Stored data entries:
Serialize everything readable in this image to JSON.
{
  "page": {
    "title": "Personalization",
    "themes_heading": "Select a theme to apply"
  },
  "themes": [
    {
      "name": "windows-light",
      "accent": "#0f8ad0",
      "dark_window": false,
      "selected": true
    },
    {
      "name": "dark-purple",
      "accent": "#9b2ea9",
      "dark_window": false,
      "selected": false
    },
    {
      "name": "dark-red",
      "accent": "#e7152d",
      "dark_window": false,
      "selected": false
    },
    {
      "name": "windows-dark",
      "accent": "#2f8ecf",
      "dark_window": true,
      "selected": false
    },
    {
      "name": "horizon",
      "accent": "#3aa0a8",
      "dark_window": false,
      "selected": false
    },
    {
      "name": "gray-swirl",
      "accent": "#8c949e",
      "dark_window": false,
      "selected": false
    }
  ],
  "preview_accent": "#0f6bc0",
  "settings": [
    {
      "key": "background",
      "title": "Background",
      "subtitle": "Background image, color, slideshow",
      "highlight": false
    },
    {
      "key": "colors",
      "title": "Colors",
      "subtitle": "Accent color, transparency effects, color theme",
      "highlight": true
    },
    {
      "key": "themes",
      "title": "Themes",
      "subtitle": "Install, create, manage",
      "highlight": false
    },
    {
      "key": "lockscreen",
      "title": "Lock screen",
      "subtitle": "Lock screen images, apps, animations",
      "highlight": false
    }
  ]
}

### Instructions for the task:
Every record above needs to be repeated word for word.

### Right answer:
Serialize everything readable in this image to JSON.
{
  "page": {
    "title": "Personalization",
    "themes_heading": "Select a theme to apply"
  },
  "themes": [
    {
      "name": "windows-light",
      "accent": "#0f8ad0",
      "dark_window": false,
      "selected": true
    },
    {
      "name": "dark-purple",
      "accent": "#9b2ea9",
      "dark_window": false,
      "selected": false
    },
    {
      "name": "dark-red",
      "accent": "#e7152d",
      "dark_window": false,
      "selected": false
    },
    {
      "name": "windows-dark",
      "accent": "#2f8ecf",
      "dark_window": true,
      "selected": false
    },
    {
      "name": "horizon",
      "accent": "#3aa0a8",
      "dark_window": false,
      "selected": false
    },
    {
      "name": "gray-swirl",
      "accent": "#8c949e",
      "dark_window": false,
      "selected": false
    }
  ],
  "preview_accent": "#0f6bc0",
  "settings": [
    {
      "key": "background",
      "title": "Background",
      "subtitle": "Background image, color, slideshow",
      "highlight": false
    },
    {
      "key": "colors",
      "title": "Colors",
      "subtitle": "Accent color, transparency effects, color theme",
      "highlight": true
    },
    {
      "key": "themes",
      "title": "Themes",
      "subtitle": "Install, create, manage",
      "highlight": false
    },
    {
      "key": "lockscreen",
      "title": "Lock screen",
      "subtitle": "Lock screen images, apps, animations",
      "highlight": false
    }
  ]
}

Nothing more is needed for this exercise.